Will you transcribe all the entries word for word, skipping the pictures they hold?

> **SUPPLIED RECORDS**:
++++++++
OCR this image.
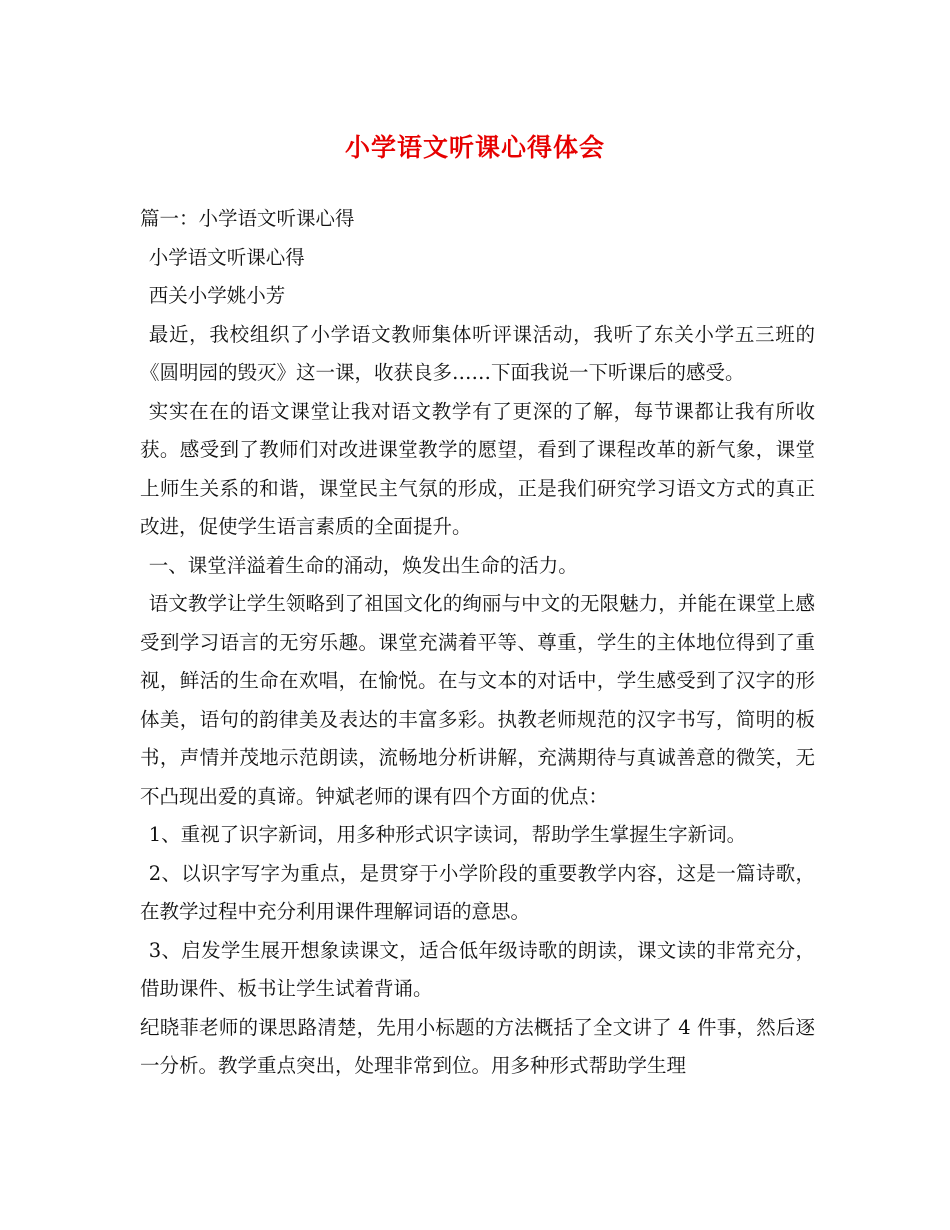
小学语文听课心得体会

篇一：小学语文听课心得

小学语文听课心得

西关小学姚小芳

最近，我校组织了小学语文教师集体听评课活动，我听了东关小学五三班的《圆明园的毁灭》这一课，收获良多……下面我说一下听课后的感受。

实实在在的语文课堂让我对语文教学有了更深的了解，每节课都让我有所收获。感受到了教师们对改进课堂教学的愿望，看到了课程改革的新气象，课堂上师生关系的和谐，课堂民主气氛的形成，正是我们研究学习语文方式的真正改进，促使学生语言素质的全面提升。

一、课堂洋溢着生命的涌动，焕发出生命的活力。

语文教学让学生领略到了祖国文化的绚丽与中文的无限魅力，并能在课堂上感受到学习语言的无穷乐趣。课堂充满着平等、尊重，学生的主体地位得到了重视，鲜活的生命在欢唱，在愉悦。在与文本的对话中，学生感受到了汉字的形体美，语句的韵律美及表达的丰富多彩。执教老师规范的汉字书写，简明的板书，声情并茂地示范朗读，流畅地分析讲解，充满期待与真诚善意的微笑，无不凸现出爱的真谛。钟斌老师的课有四个方面的优点：

1、重视了识字新词，用多种形式识字读词，帮助学生掌握生字新词。

2、以识字写字为重点，是贯穿于小学阶段的重要教学内容，这是一篇诗歌，在教学过程中充分利用课件理解词语的意思。

3、启发学生展开想象读课文，适合低年级诗歌的朗读，课文读的非常充分，借助课件、板书让学生试着背诵。

纪晓菲老师的课思路清楚，先用小标题的方法概括了全文讲了 4 件事，然后逐一分析。教学重点突出，处理非常到位。用多种形式帮助学生理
++++++++
> **RESULT OF THIS EXERCISE**:
OCR this image.
小学语文听课心得体会

篇一：小学语文听课心得

小学语文听课心得

西关小学姚小芳

最近，我校组织了小学语文教师集体听评课活动，我听了东关小学五三班的《圆明园的毁灭》这一课，收获良多……下面我说一下听课后的感受。

实实在在的语文课堂让我对语文教学有了更深的了解，每节课都让我有所收获。感受到了教师们对改进课堂教学的愿望，看到了课程改革的新气象，课堂上师生关系的和谐，课堂民主气氛的形成，正是我们研究学习语文方式的真正改进，促使学生语言素质的全面提升。

一、课堂洋溢着生命的涌动，焕发出生命的活力。

语文教学让学生领略到了祖国文化的绚丽与中文的无限魅力，并能在课堂上感受到学习语言的无穷乐趣。课堂充满着平等、尊重，学生的主体地位得到了重视，鲜活的生命在欢唱，在愉悦。在与文本的对话中，学生感受到了汉字的形体美，语句的韵律美及表达的丰富多彩。执教老师规范的汉字书写，简明的板书，声情并茂地示范朗读，流畅地分析讲解，充满期待与真诚善意的微笑，无不凸现出爱的真谛。钟斌老师的课有四个方面的优点：

1、重视了识字新词，用多种形式识字读词，帮助学生掌握生字新词。

2、以识字写字为重点，是贯穿于小学阶段的重要教学内容，这是一篇诗歌，在教学过程中充分利用课件理解词语的意思。

3、启发学生展开想象读课文，适合低年级诗歌的朗读，课文读的非常充分，借助课件、板书让学生试着背诵。

纪晓菲老师的课思路清楚，先用小标题的方法概括了全文讲了 4 件事，然后逐一分析。教学重点突出，处理非常到位。用多种形式帮助学生理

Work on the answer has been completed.